- Given problem -
In your copy, reproduce the entries exactly as they are, minus the images.

(Items listed in a dataset)
☆ ☆ ☆ ☆ ☆ ☆ ☆

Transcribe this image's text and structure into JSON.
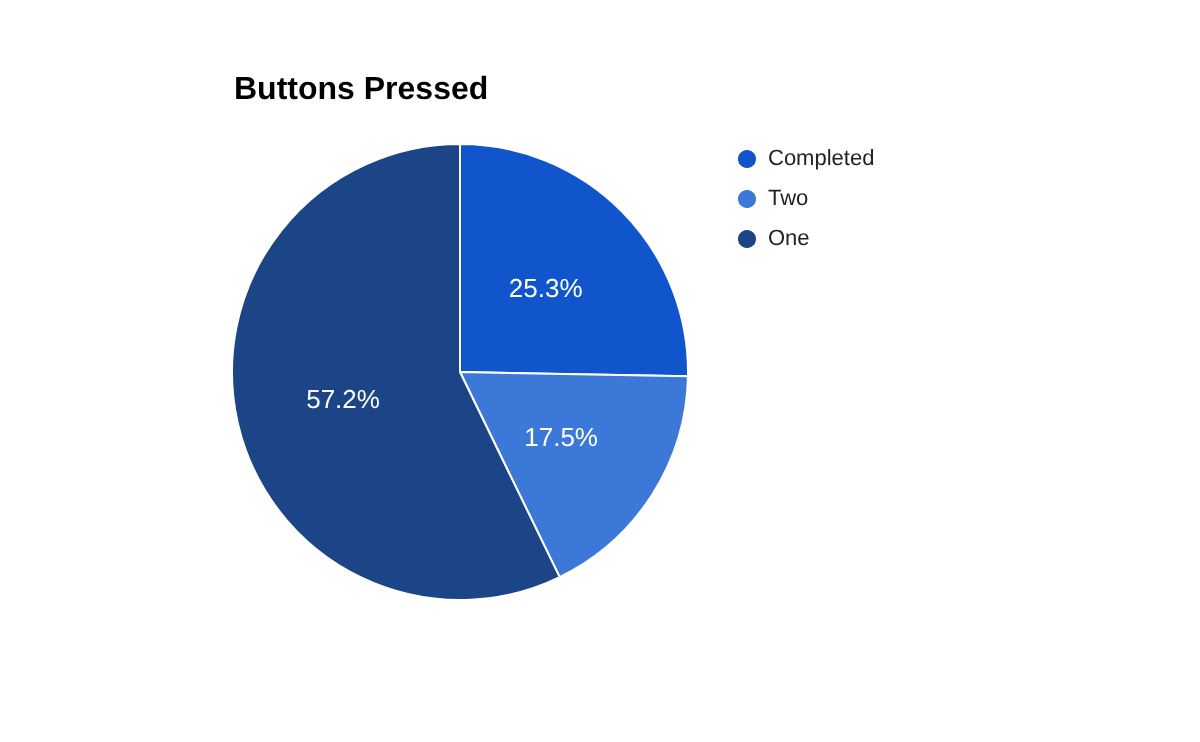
{
  "chart_data": {
    "type": "pie",
    "title": "Buttons Pressed",
    "categories": [
      "Completed",
      "Two",
      "One"
    ],
    "values": [
      25.3,
      17.5,
      57.2
    ],
    "colors": [
      "#1155cc",
      "#3c78d8",
      "#1c4587"
    ],
    "value_labels": [
      "25.3%",
      "17.5%",
      "57.2%"
    ],
    "legend": "right"
  }
}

☆ ☆ ☆ ☆ ☆ ☆ ☆

- Response below -
Transcribe this image's text and structure into JSON.
{
  "chart_data": {
    "type": "pie",
    "title": "Buttons Pressed",
    "categories": [
      "Completed",
      "Two",
      "One"
    ],
    "values": [
      25.3,
      17.5,
      57.2
    ],
    "colors": [
      "#1155cc",
      "#3c78d8",
      "#1c4587"
    ],
    "value_labels": [
      "25.3%",
      "17.5%",
      "57.2%"
    ],
    "legend": "right"
  }
}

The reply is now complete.